WRITTEN REQUEST :: Identify all lines in the listing that include the word "page", and copy them out.

TASK MATERIAL ::
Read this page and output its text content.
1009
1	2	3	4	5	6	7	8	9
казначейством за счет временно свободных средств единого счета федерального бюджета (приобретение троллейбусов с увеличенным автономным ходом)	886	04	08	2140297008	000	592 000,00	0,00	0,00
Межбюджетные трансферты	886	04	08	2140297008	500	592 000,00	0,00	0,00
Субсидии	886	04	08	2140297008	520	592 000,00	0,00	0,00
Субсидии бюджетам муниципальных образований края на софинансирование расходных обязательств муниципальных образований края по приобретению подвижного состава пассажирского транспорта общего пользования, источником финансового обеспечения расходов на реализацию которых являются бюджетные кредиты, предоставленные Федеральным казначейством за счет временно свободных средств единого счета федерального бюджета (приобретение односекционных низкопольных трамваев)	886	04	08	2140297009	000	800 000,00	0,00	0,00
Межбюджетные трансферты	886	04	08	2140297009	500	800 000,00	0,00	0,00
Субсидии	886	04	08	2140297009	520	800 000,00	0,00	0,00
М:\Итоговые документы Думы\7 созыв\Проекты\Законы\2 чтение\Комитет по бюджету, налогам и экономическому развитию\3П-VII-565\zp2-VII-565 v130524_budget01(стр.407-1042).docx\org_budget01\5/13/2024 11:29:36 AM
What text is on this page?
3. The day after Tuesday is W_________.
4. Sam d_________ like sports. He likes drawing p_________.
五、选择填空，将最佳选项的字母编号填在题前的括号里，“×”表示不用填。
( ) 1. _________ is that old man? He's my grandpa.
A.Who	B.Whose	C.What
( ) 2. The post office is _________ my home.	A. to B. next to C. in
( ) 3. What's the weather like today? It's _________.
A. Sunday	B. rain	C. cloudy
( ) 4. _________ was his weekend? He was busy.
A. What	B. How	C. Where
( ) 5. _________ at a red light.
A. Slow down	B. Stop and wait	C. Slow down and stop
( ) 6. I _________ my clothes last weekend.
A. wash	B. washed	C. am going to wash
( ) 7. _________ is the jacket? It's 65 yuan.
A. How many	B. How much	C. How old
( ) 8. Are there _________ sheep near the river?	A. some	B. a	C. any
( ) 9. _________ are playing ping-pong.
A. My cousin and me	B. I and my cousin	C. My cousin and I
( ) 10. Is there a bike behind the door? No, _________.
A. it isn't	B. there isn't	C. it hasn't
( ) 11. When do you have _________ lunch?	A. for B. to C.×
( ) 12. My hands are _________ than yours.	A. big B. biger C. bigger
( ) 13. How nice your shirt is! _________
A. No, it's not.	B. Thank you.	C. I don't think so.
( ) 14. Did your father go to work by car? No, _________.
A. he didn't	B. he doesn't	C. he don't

RESPONSE TO THE EXERCISE ::
Read this page and output its text content.
What text is on this page?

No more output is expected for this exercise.